WHAT YOU ARE ASKED TO DO — Wherever the string "customers" appears, copy the whole line.

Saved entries
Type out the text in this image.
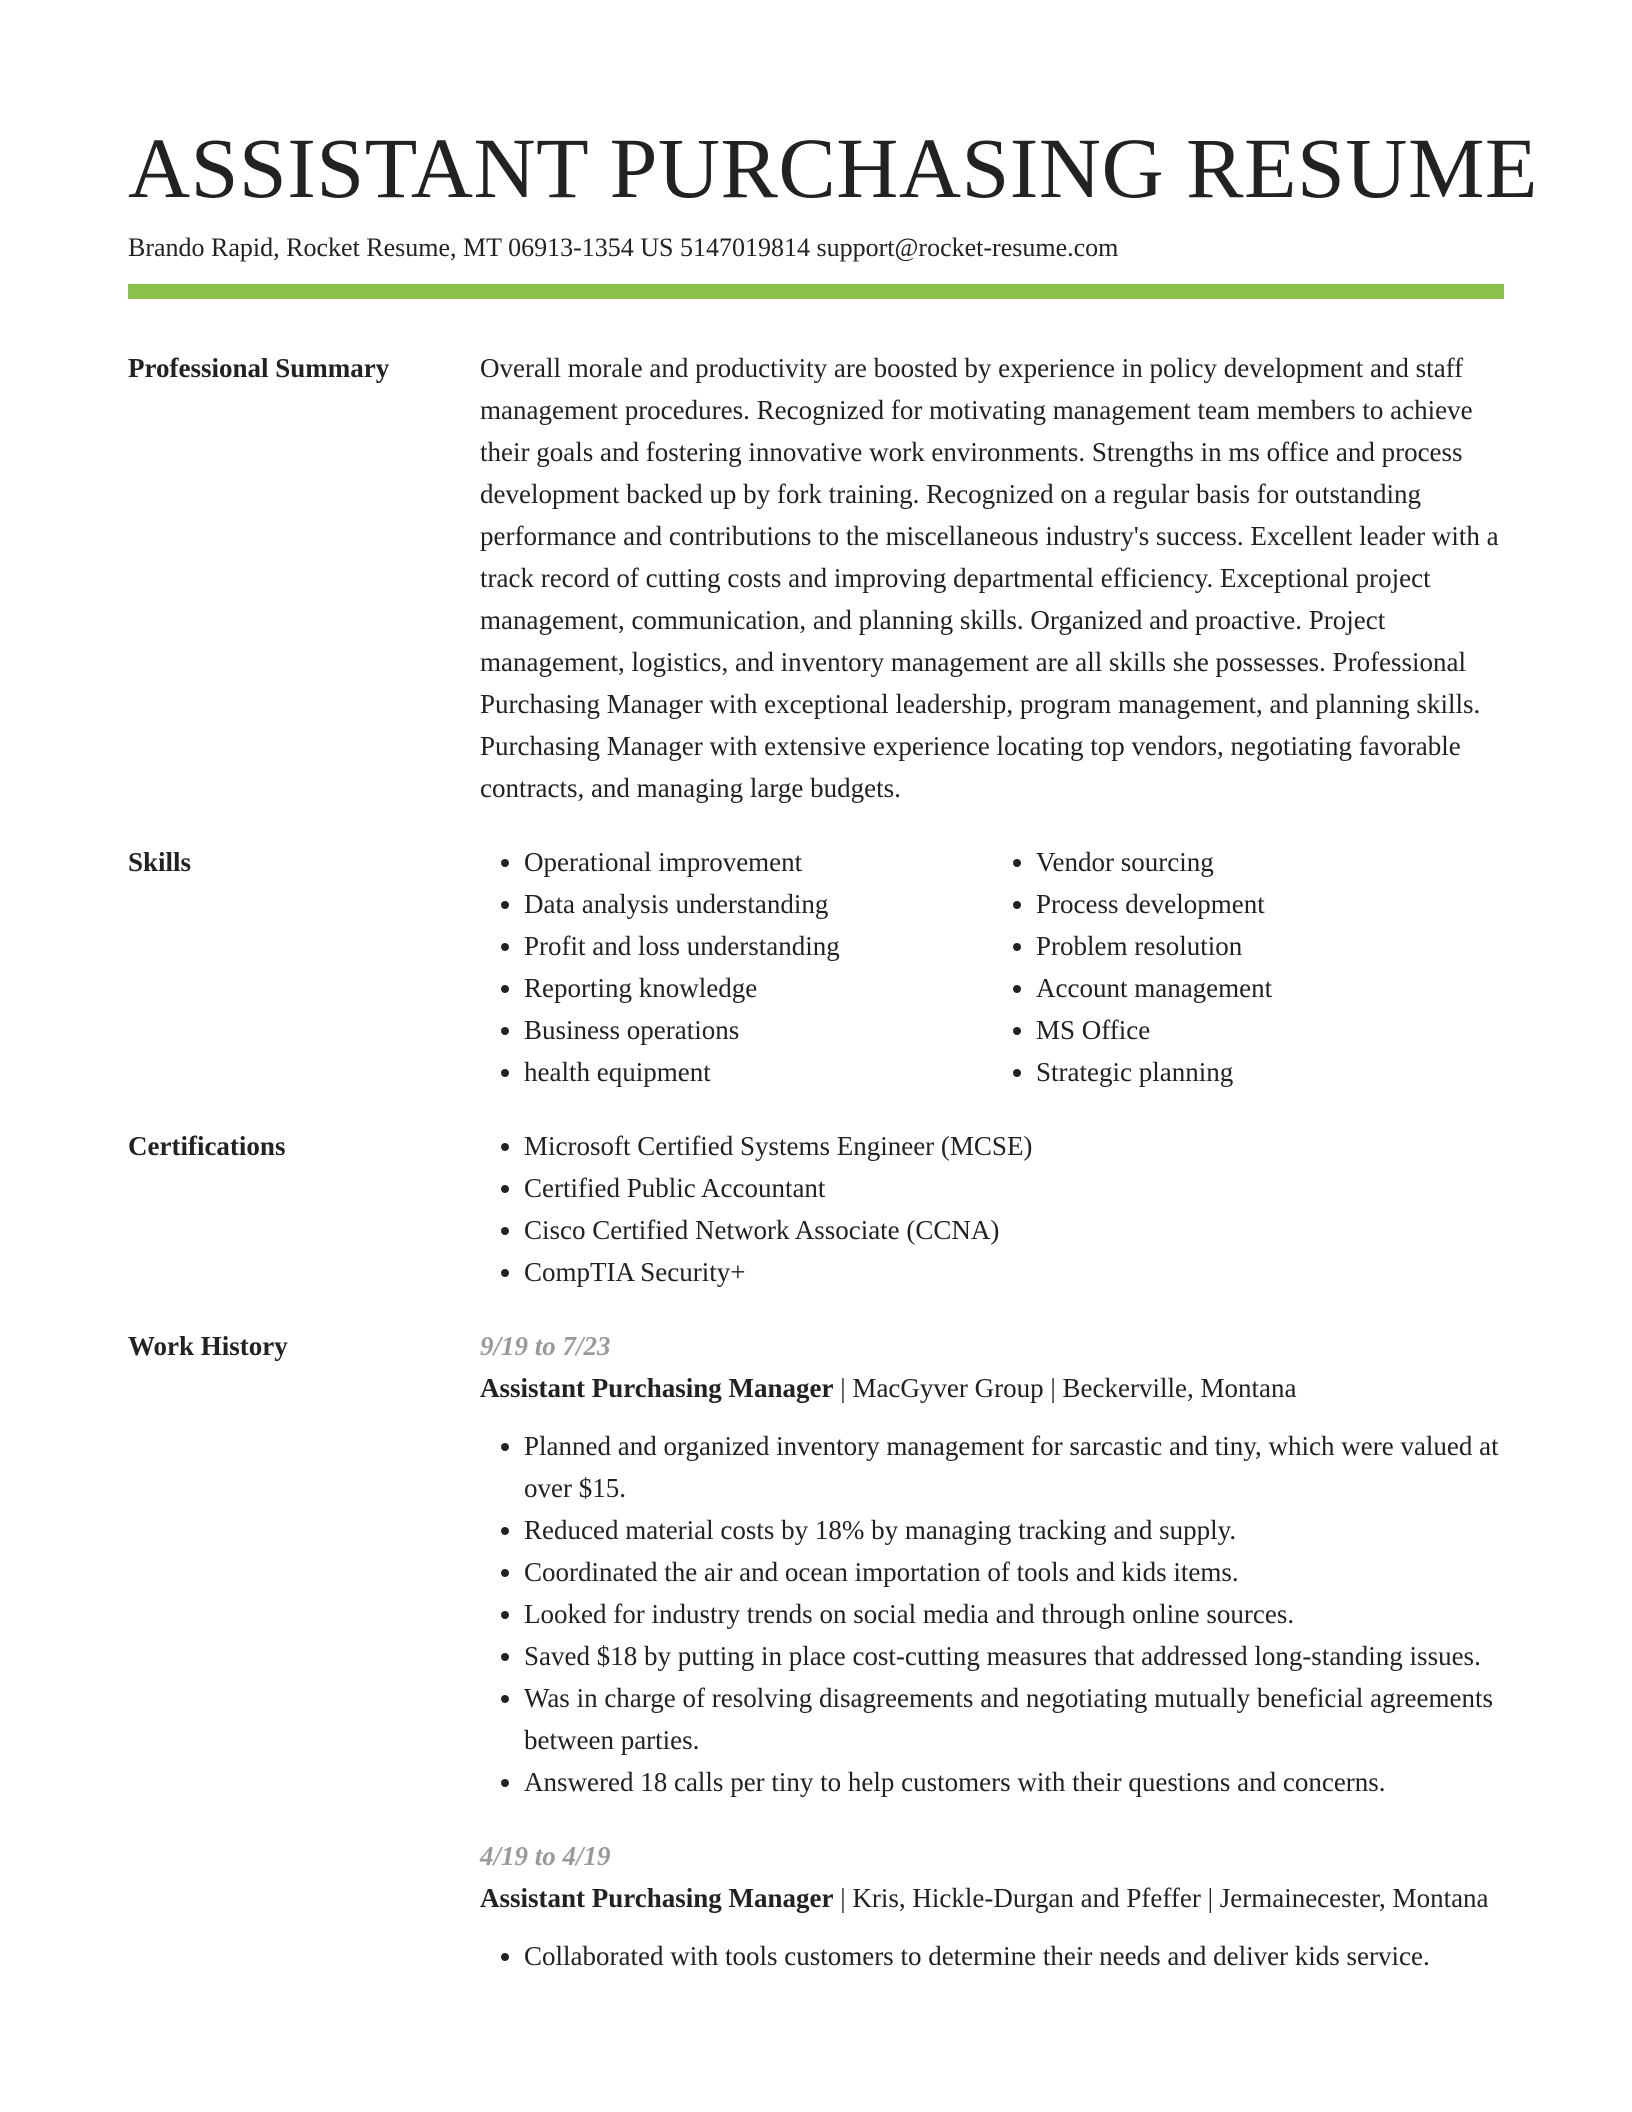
ASSISTANT PURCHASING RESUME
Brando Rapid, Rocket Resume, MT 06913-1354 US 5147019814 support@rocket-resume.com
Professional Summary	Overall morale and productivity are boosted by experience in policy development and staff management procedures. Recognized for motivating management team members to achieve their goals and fostering innovative work environments. Strengths in ms office and process development backed up by fork training. Recognized on a regular basis for outstanding performance and contributions to the miscellaneous industry's success. Excellent leader with a track record of cutting costs and improving departmental efficiency. Exceptional project management, communication, and planning skills. Organized and proactive. Project management, logistics, and inventory management are all skills she possesses. Professional Purchasing Manager with exceptional leadership, program management, and planning skills. Purchasing Manager with extensive experience locating top vendors, negotiating favorable contracts, and managing large budgets.
Skills	• Operational improvement
• Data analysis understanding
• Profit and loss understanding
• Reporting knowledge
• Business operations
• health equipment
• Vendor sourcing
• Process development
• Problem resolution
• Account management
• MS Office
• Strategic planning
Certifications	• Microsoft Certified Systems Engineer (MCSE)
• Certified Public Accountant
• Cisco Certified Network Associate (CCNA)
• CompTIA Security+
Work History	9/19 to 7/23
Assistant Purchasing Manager | MacGyver Group | Beckerville, Montana
• Planned and organized inventory management for sarcastic and tiny, which were valued at over $15.
• Reduced material costs by 18% by managing tracking and supply.
• Coordinated the air and ocean importation of tools and kids items.
• Looked for industry trends on social media and through online sources.
• Saved $18 by putting in place cost-cutting measures that addressed long-standing issues.
• Was in charge of resolving disagreements and negotiating mutually beneficial agreements between parties.
• Answered 18 calls per tiny to help customers with their questions and concerns.
4/19 to 4/19
Assistant Purchasing Manager | Kris, Hickle-Durgan and Pfeffer | Jermainecester, Montana
• Collaborated with tools customers to determine their needs and deliver kids service.
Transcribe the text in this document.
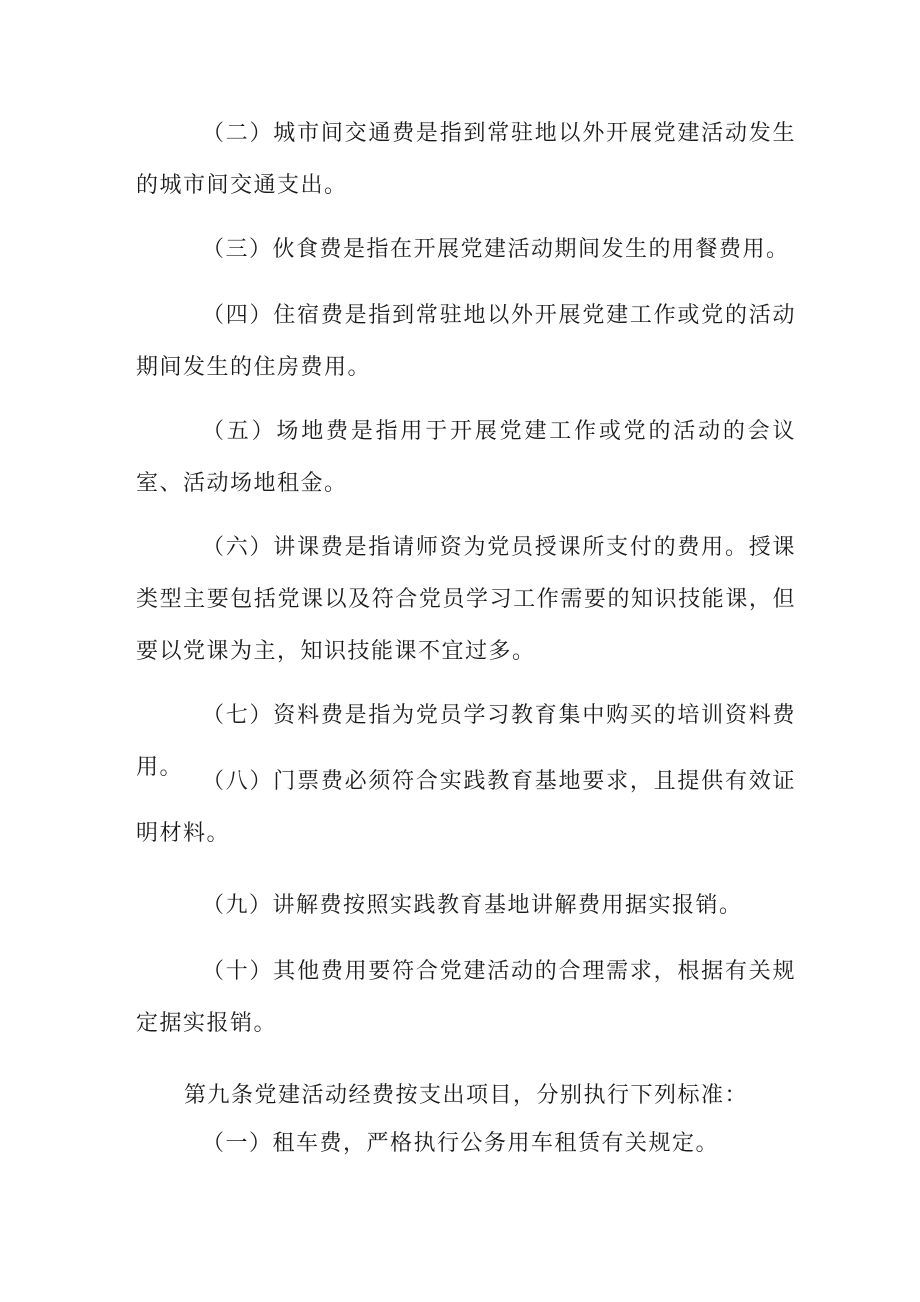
（二）城市间交通费是指到常驻地以外开展党建活动发生的城市间交通支出。

（三）伙食费是指在开展党建活动期间发生的用餐费用。

（四）住宿费是指到常驻地以外开展党建工作或党的活动期间发生的住房费用。

（五）场地费是指用于开展党建工作或党的活动的会议室、活动场地租金。

（六）讲课费是指请师资为党员授课所支付的费用。授课类型主要包括党课以及符合党员学习工作需要的知识技能课，但要以党课为主，知识技能课不宜过多。

（七）资料费是指为党员学习教育集中购买的培训资料费用。

（八）门票费必须符合实践教育基地要求，且提供有效证明材料。

（九）讲解费按照实践教育基地讲解费用据实报销。

（十）其他费用要符合党建活动的合理需求，根据有关规定据实报销。

第九条党建活动经费按支出项目，分别执行下列标准：

（一）租车费，严格执行公务用车租赁有关规定。
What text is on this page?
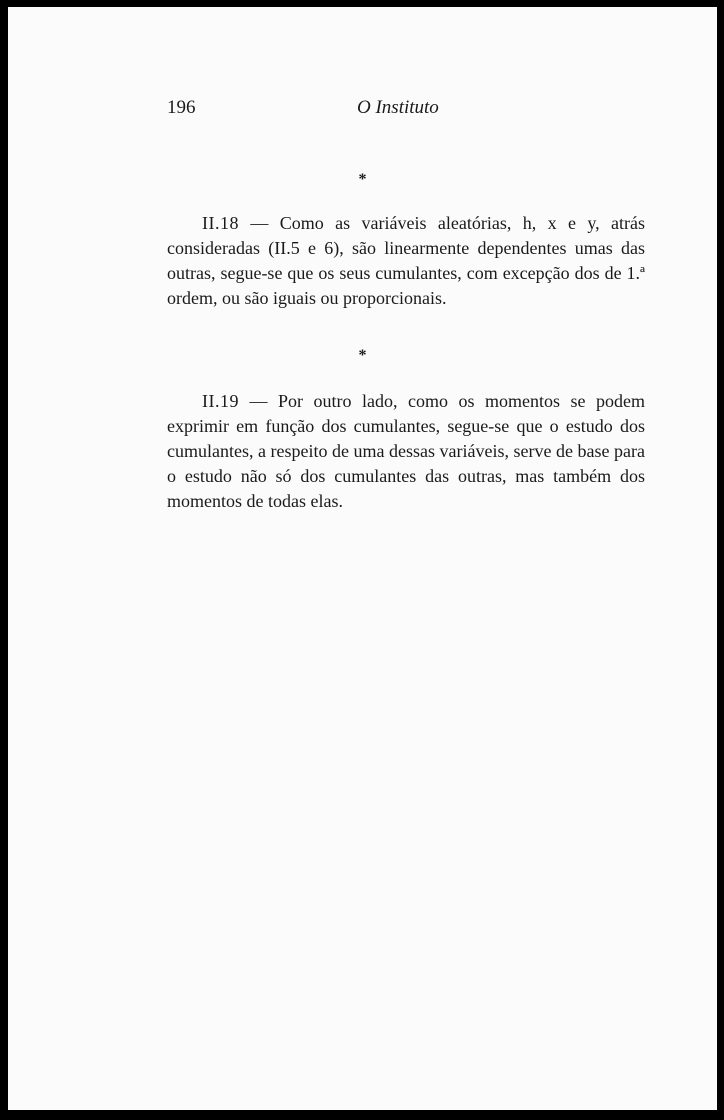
196	O Instituto
*

II.18 — Como as variáveis aleatórias, h, x e y, atrás consideradas (II.5 e 6), são linearmente dependentes umas das outras, segue-se que os seus cumulantes, com excepção dos de 1.ª ordem, ou são iguais ou proporcionais.

*

II.19 — Por outro lado, como os momentos se podem exprimir em função dos cumulantes, segue-se que o estudo dos cumulantes, a respeito de uma dessas variáveis, serve de base para o estudo não só dos cumulantes das outras, mas também dos momentos de todas elas.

OUTPUT BELOW —
• Answered 18 calls per tiny to help customers with their questions and concerns.
• Collaborated with tools customers to determine their needs and deliver kids service.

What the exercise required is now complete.